#### Article
-- START --
I would just like to add, a fan clutch should not cost over $100. I got one made in USA from a local auto place for a little over $50 (For a 1998 S-10 Blazer). Fan clutches are consumable, so if yours costs that much, do yourself a favor and switch to electric -- then think of all the extra space you'll have under the hood. If you're doing it yourself, make sure you wire in that it will come on with the A/C compressor regardless of engine temp.
The same is true for idler pulleys -- between 15-30 bucks for them and you get what you pay for. I put in a factory air idler pulley (el-cheapo) and it ticks exactly like a clock and probably won't last as long as a name brand one you'd get either from GM or from a place that rebuilds parts like napa.
Oh, and Wolfen, what's it like driving a crushed truck? LOL! You should put that on a bumper sticker! 
Have fun with your new vehicle and happy driving! Any questions you have, this is a great place to post them.

BTW:
Alright! We're really starting to get some S-10 people here.

Regards,

Thomas


----------



## 97'sonoma (Feb 15, 2010)

*Re: 06 chevy 4.2L v6 mpi engine noise*

these 4.2's are diff than your 4.3 they are inline 6 and i believe they turn opposite of other chevys. new engine new parts higher cost, supply and demand


----------



## tom99S104x4 (Aug 10, 2009)

*Re: 06 chevy 4.2L v6 mpi engine noise*

I just just checked out autozone for an idea how much the fan clutch would cost. i have about 5 or 6 auto parts stores in my immidiate area and the prices and warranty for the same parts can vary alot. I just changed cv.axl., bj. bush. whl hub ber *** , rotors and pads on front and back on my 99 S10 p/up and bought the parts from three stores because the prices and warranty varied so much. I went back on the site that sells the service manuals today and the manual set for the trailblazer was 300.00 yesterday today its on sale for 135.00 so i orderd it, glad i did not order it yesterday.if anyone is interested the web site is helminc.com. i bought the 3 book set for my 99 S10 and they are the the shop manuals the dealers use, very good info inside. i am not a mechanic but if i have the right info i can remove and replace anything. i am also learning how to use some electronic test equiptment. i can say since i bought the books i have saved big bucks on auto repair bill, and the best part is my wife cant say anything when i see a new toy O i mean tool and i want to buy it LOL. thanks thomas, i definatly will enjoy the new truck seeings that my 1 year old German sheppard has to ride in the back cargo are now insted of sitting in the pass. seat of my S10 and giving me wet willies.LOL. he will be pissed off for a while but now we can take him to more places with us instead of leaving him home all day in his crate. i will keep the electric fan in mind if i have problems with the pully again. have a good day all


----------



## wolfen1086 (Oct 4, 2007)
-- END --
#### Prompt 1
Print the passage of the engine noise thread from "I would just" to "parts like napa.".
#### Prompt 2
In the engine noise thread, roughly what did the US-made fan clutch for the 1998 S-10 Blazer cost?

#### Recorded information
-- START --
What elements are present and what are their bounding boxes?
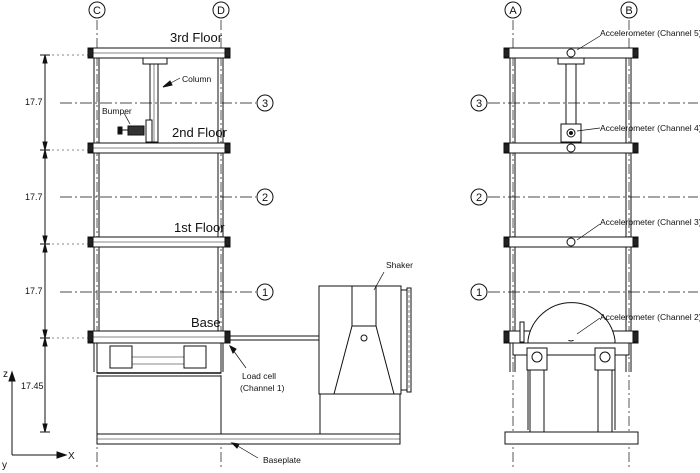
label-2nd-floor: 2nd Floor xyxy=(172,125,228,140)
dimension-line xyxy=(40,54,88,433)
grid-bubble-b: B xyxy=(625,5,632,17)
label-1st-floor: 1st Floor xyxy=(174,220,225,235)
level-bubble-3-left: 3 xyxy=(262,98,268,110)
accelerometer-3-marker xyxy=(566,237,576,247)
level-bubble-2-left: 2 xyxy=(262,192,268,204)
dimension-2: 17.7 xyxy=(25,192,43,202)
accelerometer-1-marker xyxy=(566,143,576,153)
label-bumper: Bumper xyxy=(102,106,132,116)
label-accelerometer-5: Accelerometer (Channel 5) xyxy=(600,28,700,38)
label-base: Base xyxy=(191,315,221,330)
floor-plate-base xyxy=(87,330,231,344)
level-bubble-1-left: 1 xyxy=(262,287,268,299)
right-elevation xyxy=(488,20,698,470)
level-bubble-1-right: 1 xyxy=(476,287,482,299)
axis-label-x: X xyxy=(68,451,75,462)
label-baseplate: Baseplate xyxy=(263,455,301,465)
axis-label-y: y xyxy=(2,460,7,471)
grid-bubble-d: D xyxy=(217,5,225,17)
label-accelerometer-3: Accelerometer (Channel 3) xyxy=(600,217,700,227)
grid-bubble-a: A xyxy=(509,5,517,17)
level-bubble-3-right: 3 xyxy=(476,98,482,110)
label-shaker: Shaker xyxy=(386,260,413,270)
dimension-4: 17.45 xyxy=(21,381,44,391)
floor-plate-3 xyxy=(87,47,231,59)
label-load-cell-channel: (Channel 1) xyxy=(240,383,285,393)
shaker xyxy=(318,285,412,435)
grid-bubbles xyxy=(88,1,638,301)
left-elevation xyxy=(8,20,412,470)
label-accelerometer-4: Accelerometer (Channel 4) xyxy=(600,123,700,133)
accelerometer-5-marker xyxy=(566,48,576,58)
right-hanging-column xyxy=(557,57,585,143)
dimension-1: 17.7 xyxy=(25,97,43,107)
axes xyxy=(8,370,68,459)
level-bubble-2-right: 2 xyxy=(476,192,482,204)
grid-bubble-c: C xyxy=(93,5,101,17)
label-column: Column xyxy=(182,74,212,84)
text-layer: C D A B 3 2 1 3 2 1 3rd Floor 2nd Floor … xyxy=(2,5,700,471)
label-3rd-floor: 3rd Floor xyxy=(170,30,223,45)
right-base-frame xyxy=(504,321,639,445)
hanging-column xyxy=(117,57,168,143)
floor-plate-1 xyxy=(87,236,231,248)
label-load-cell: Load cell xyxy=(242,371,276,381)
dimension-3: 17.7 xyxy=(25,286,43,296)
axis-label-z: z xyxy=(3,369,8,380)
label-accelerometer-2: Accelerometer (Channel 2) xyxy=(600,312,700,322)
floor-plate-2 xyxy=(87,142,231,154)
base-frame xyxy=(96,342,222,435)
-- END --
-- START --
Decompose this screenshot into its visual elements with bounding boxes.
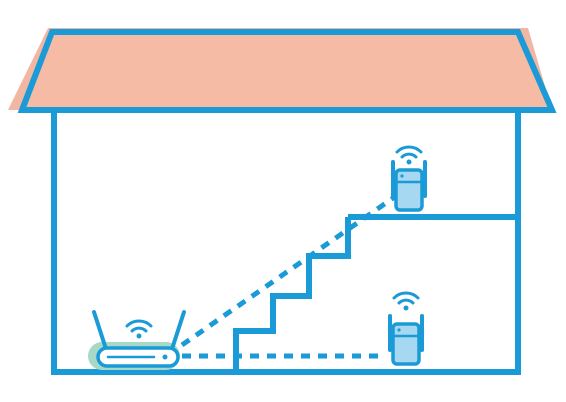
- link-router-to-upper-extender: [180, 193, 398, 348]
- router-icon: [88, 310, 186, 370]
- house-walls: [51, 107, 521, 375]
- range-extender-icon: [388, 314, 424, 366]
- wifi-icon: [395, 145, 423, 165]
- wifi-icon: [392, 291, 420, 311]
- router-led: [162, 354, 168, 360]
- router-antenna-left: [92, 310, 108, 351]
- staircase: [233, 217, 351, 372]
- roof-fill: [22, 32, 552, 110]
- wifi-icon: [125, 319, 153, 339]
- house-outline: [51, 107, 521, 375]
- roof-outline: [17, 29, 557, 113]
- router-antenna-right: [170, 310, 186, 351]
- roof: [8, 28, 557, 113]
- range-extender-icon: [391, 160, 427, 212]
-- END --
-- START --
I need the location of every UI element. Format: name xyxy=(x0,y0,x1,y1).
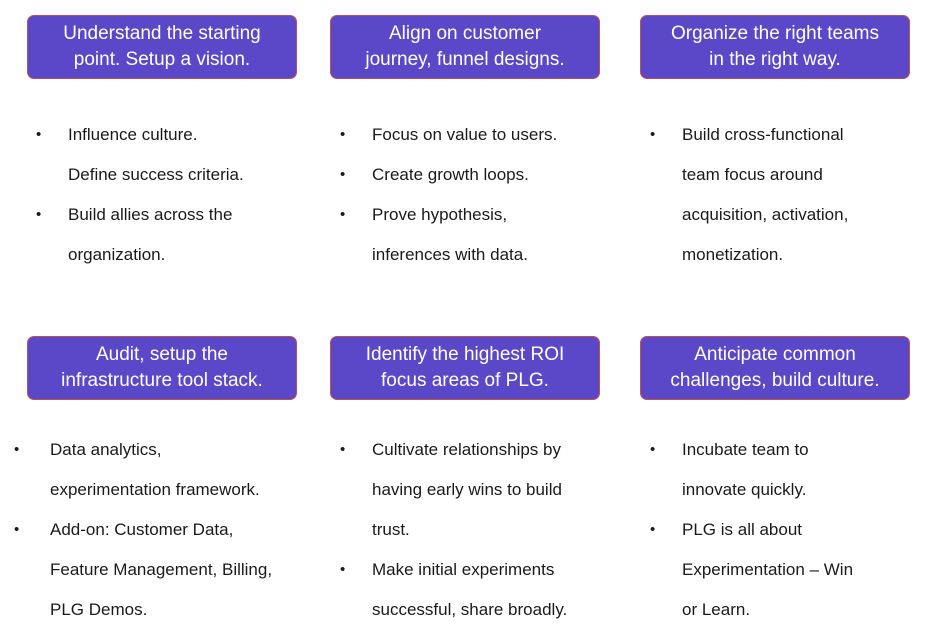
-- END --
#### Task output 1
I would just like to add, a fan clutch should not cost over $100. I got one made in USA from a local auto place for a little over $50 (For a 1998 S-10 Blazer). Fan clutches are consumable, so if yours costs that much, do yourself a favor and switch to electric -- then think of all the extra space you'll have under the hood. If you're doing it yourself, make sure you wire in that it will come on with the A/C compressor regardless of engine temp.
The same is true for idler pulleys -- between 15-30 bucks for them and you get what you pay for. I put in a factory air idler pulley (el-cheapo) and it ticks exactly like a clock and probably won't last as long as a name brand one you'd get either from GM or from a place that rebuilds parts like napa.

#### Task output 2
A little over $50.